▸ **Dataset records**:

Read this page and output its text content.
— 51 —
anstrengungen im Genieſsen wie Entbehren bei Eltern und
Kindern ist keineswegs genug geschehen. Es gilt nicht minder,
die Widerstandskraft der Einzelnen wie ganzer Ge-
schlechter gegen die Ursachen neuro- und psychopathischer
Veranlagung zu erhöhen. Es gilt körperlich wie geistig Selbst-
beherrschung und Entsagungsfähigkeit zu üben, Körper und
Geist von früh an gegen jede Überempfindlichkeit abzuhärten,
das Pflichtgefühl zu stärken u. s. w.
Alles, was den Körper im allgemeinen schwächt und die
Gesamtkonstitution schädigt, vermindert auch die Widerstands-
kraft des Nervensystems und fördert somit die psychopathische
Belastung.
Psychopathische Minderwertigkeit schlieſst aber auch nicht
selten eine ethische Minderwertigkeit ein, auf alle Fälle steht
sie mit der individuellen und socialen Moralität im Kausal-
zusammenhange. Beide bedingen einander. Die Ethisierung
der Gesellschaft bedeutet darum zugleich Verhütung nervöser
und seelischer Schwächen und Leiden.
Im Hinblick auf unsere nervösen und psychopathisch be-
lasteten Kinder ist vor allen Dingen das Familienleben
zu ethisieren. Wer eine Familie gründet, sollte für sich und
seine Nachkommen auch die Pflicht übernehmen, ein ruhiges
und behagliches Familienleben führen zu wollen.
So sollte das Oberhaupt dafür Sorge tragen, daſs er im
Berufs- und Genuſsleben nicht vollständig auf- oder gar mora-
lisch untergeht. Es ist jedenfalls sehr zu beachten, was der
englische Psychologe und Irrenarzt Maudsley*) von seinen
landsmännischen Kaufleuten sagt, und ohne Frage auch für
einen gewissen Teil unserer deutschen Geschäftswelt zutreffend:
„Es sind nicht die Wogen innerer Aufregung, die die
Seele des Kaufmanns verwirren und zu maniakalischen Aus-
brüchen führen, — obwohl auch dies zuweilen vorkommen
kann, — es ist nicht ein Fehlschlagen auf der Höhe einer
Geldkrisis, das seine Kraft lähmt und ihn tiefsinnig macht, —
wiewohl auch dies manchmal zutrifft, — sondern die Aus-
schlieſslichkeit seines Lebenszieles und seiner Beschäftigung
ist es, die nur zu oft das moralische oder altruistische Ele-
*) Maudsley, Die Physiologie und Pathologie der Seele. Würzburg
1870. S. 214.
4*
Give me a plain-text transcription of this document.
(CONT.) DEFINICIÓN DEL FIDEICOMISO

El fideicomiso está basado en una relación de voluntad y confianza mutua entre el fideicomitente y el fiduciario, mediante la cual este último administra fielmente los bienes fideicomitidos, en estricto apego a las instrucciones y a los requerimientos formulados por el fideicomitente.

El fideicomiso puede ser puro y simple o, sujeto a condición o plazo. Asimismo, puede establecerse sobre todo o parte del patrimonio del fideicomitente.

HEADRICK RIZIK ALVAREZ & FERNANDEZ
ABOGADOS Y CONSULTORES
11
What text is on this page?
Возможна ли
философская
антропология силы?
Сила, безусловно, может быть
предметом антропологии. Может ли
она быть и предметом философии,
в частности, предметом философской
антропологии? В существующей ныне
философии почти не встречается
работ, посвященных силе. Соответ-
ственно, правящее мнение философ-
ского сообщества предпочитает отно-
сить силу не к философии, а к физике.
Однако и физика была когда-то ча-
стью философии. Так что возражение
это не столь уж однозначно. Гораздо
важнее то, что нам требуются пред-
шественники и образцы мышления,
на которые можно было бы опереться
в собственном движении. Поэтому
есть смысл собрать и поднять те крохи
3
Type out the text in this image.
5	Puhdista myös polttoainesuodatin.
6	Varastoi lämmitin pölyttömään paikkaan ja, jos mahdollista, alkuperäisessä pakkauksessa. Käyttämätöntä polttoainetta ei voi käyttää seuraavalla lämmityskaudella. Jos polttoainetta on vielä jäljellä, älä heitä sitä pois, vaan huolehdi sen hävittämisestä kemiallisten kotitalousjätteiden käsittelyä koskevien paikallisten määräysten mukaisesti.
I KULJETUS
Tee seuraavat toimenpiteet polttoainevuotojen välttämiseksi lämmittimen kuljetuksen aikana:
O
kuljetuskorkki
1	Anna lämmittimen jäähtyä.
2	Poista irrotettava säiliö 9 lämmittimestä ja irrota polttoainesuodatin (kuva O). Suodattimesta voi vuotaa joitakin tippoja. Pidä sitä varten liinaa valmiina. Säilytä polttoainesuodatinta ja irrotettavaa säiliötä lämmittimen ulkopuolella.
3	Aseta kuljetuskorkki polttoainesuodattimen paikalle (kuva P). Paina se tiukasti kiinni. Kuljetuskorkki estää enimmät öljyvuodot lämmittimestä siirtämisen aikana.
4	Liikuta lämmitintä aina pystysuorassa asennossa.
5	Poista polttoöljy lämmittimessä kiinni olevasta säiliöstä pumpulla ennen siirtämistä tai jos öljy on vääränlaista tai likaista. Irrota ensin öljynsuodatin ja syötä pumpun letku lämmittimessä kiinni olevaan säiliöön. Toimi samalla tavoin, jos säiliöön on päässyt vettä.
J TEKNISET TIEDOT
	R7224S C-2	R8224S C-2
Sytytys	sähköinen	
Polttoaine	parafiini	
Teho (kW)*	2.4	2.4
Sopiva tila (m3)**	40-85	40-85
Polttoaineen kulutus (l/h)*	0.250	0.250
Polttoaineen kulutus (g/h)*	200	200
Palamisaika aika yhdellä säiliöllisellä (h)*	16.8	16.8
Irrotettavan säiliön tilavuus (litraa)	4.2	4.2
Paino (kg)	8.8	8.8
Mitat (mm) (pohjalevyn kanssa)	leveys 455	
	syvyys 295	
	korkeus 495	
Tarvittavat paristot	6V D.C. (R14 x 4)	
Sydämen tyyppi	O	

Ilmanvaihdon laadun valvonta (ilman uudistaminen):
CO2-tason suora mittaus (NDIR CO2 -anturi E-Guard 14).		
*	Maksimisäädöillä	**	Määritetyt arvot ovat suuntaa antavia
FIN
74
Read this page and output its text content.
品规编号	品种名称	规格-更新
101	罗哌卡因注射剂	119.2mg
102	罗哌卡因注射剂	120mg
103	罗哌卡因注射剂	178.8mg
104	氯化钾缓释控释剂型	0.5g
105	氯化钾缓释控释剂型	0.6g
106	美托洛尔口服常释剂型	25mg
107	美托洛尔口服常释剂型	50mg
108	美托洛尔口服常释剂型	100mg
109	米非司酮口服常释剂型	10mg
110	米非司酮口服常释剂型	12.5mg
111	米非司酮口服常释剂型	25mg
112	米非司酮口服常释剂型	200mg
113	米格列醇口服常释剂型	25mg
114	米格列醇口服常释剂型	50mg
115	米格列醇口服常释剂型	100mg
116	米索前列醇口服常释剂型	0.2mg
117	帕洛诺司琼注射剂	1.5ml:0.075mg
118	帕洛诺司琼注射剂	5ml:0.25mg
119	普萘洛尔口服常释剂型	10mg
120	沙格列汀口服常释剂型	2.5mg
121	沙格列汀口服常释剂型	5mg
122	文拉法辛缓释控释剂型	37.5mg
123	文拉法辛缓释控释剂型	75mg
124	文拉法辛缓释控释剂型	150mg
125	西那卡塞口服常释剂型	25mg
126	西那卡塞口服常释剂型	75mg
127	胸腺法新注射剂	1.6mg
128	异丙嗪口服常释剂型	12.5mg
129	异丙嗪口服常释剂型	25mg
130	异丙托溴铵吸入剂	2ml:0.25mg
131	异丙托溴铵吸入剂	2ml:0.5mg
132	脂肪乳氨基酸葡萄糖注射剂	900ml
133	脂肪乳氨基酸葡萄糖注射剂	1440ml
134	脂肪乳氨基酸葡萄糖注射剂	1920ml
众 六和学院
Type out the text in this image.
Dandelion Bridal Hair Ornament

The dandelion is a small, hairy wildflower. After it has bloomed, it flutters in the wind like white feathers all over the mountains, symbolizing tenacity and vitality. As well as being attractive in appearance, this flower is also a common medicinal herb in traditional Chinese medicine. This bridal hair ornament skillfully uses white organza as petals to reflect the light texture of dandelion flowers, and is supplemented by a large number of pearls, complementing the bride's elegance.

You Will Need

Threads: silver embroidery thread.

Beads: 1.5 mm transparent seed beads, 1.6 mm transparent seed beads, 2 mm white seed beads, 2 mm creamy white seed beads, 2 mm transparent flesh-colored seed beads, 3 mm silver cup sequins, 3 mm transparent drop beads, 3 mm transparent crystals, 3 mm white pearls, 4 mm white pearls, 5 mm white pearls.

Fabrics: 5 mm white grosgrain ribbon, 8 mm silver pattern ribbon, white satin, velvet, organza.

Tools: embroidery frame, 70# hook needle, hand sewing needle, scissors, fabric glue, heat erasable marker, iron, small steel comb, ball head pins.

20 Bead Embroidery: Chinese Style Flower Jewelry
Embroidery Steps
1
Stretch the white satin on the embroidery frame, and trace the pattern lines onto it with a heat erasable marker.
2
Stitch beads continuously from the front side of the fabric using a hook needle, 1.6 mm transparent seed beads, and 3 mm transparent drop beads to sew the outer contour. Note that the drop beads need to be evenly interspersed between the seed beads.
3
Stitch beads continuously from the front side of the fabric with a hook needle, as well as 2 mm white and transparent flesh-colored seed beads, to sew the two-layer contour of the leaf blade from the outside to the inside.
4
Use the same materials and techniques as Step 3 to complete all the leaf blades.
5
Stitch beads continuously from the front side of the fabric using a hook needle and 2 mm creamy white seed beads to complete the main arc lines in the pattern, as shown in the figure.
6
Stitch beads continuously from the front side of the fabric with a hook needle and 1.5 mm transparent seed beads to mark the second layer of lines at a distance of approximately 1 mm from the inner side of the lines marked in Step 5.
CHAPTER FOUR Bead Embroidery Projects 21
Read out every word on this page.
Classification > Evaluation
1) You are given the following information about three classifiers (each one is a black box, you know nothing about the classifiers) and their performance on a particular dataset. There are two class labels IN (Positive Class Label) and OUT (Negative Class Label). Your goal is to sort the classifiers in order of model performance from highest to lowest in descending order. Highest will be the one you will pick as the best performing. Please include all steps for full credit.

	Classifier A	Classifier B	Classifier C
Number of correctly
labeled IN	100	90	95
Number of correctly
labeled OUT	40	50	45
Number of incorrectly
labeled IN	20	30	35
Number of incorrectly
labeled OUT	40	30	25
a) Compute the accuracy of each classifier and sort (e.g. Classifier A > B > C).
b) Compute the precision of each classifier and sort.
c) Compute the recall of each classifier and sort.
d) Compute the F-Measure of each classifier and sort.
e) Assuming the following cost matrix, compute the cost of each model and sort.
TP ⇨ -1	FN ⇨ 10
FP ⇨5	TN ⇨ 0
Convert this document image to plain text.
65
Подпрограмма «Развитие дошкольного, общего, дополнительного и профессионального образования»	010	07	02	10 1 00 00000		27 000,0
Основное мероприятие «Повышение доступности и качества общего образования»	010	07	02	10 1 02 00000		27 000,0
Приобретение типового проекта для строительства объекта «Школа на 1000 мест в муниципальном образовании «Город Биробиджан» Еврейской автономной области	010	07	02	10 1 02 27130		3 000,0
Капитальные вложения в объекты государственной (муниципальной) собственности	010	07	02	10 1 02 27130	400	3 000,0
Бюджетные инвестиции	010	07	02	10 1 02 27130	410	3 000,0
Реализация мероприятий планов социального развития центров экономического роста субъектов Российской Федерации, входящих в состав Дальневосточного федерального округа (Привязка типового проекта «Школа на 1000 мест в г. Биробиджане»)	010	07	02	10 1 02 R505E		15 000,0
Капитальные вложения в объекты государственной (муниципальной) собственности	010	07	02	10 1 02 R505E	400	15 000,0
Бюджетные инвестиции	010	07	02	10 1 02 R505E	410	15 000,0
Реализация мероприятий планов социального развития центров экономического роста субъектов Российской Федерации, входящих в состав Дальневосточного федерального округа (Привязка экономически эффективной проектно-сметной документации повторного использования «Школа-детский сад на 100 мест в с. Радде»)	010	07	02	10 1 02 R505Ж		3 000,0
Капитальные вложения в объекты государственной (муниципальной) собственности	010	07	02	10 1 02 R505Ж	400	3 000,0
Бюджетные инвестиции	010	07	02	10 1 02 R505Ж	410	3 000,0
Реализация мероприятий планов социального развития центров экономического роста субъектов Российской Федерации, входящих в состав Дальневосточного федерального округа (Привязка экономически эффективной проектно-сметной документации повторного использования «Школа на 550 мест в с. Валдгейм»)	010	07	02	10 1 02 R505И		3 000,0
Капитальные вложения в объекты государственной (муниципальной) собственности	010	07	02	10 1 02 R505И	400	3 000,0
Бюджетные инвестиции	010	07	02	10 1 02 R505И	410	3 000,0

▸ **What this task involves**:
Go through the material line by line. Show each line that contains the string "Familienleben".

▸ **Final result**:
lasteten Kinder ist vor allen Dingen das Familienleben
und behagliches Familienleben führen zu wollen.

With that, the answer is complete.